=== Task input ===

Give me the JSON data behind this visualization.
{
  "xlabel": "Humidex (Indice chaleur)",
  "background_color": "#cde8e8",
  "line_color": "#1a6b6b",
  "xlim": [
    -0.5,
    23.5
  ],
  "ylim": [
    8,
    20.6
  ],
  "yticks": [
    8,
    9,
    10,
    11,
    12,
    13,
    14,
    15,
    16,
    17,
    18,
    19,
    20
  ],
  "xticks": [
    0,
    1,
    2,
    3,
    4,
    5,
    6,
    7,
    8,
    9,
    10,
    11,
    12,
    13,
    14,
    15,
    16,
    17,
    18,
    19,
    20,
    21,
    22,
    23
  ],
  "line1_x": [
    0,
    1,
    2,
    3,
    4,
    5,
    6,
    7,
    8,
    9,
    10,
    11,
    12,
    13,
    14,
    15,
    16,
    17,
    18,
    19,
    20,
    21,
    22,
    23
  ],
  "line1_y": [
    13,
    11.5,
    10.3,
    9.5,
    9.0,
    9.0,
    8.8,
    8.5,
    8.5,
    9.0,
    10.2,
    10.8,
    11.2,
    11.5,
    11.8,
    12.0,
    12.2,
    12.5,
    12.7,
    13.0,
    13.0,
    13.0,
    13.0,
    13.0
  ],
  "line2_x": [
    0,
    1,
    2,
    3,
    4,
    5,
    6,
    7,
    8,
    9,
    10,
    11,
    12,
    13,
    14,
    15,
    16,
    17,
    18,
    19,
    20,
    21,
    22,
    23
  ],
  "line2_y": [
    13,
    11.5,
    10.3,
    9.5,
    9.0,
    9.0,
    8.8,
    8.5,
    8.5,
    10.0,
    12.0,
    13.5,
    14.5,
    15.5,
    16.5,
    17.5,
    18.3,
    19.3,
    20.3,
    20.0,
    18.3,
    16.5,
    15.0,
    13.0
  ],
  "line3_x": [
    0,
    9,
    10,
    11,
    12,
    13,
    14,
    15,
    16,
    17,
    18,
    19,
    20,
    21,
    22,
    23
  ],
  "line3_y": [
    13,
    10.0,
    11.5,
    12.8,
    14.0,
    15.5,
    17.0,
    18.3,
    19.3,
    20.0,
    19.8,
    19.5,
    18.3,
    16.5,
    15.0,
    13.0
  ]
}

===

**What to do**
Restate the data above word for word, please.

**Task result**
Give me the JSON data behind this visualization.
{
  "xlabel": "Humidex (Indice chaleur)",
  "background_color": "#cde8e8",
  "line_color": "#1a6b6b",
  "xlim": [
    -0.5,
    23.5
  ],
  "ylim": [
    8,
    20.6
  ],
  "yticks": [
    8,
    9,
    10,
    11,
    12,
    13,
    14,
    15,
    16,
    17,
    18,
    19,
    20
  ],
  "xticks": [
    0,
    1,
    2,
    3,
    4,
    5,
    6,
    7,
    8,
    9,
    10,
    11,
    12,
    13,
    14,
    15,
    16,
    17,
    18,
    19,
    20,
    21,
    22,
    23
  ],
  "line1_x": [
    0,
    1,
    2,
    3,
    4,
    5,
    6,
    7,
    8,
    9,
    10,
    11,
    12,
    13,
    14,
    15,
    16,
    17,
    18,
    19,
    20,
    21,
    22,
    23
  ],
  "line1_y": [
    13,
    11.5,
    10.3,
    9.5,
    9.0,
    9.0,
    8.8,
    8.5,
    8.5,
    9.0,
    10.2,
    10.8,
    11.2,
    11.5,
    11.8,
    12.0,
    12.2,
    12.5,
    12.7,
    13.0,
    13.0,
    13.0,
    13.0,
    13.0
  ],
  "line2_x": [
    0,
    1,
    2,
    3,
    4,
    5,
    6,
    7,
    8,
    9,
    10,
    11,
    12,
    13,
    14,
    15,
    16,
    17,
    18,
    19,
    20,
    21,
    22,
    23
  ],
  "line2_y": [
    13,
    11.5,
    10.3,
    9.5,
    9.0,
    9.0,
    8.8,
    8.5,
    8.5,
    10.0,
    12.0,
    13.5,
    14.5,
    15.5,
    16.5,
    17.5,
    18.3,
    19.3,
    20.3,
    20.0,
    18.3,
    16.5,
    15.0,
    13.0
  ],
  "line3_x": [
    0,
    9,
    10,
    11,
    12,
    13,
    14,
    15,
    16,
    17,
    18,
    19,
    20,
    21,
    22,
    23
  ],
  "line3_y": [
    13,
    10.0,
    11.5,
    12.8,
    14.0,
    15.5,
    17.0,
    18.3,
    19.3,
    20.0,
    19.8,
    19.5,
    18.3,
    16.5,
    15.0,
    13.0
  ]
}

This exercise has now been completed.